* [AIM]: Find every line in the records below that holds the word "Информация", and copy each one.

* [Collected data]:
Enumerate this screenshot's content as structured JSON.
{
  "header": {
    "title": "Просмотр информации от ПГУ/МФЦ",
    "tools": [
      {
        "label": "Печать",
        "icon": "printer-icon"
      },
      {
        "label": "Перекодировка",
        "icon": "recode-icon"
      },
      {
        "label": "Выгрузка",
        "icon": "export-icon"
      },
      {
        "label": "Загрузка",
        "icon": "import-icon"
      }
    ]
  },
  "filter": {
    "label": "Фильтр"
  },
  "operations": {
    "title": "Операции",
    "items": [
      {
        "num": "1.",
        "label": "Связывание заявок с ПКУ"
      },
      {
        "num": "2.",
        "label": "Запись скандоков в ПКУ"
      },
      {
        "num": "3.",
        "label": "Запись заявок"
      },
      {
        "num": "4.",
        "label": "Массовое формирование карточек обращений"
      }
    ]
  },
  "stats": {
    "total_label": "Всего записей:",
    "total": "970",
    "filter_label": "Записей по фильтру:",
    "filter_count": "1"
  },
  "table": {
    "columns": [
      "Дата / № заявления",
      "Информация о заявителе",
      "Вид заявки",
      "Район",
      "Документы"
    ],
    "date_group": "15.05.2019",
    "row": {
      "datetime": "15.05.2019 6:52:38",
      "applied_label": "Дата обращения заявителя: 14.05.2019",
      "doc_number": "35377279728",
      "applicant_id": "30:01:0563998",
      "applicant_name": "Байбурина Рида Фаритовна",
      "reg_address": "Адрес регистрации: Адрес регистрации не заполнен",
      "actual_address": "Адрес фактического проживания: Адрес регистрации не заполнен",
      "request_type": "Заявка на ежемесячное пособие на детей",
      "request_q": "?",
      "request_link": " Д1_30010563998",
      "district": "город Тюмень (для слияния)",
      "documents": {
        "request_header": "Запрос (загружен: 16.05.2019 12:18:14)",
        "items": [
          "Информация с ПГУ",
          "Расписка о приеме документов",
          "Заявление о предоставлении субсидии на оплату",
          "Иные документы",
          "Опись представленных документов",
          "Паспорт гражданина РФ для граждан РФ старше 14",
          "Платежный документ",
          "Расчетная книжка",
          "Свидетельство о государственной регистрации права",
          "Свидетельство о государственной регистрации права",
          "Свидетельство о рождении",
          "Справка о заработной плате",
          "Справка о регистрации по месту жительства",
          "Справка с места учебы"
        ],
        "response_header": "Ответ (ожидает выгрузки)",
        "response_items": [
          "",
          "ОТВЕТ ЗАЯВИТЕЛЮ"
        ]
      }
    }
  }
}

* [COMPLETE OUTPUT]:
      "Информация о заявителе",
          "Информация с ПГУ",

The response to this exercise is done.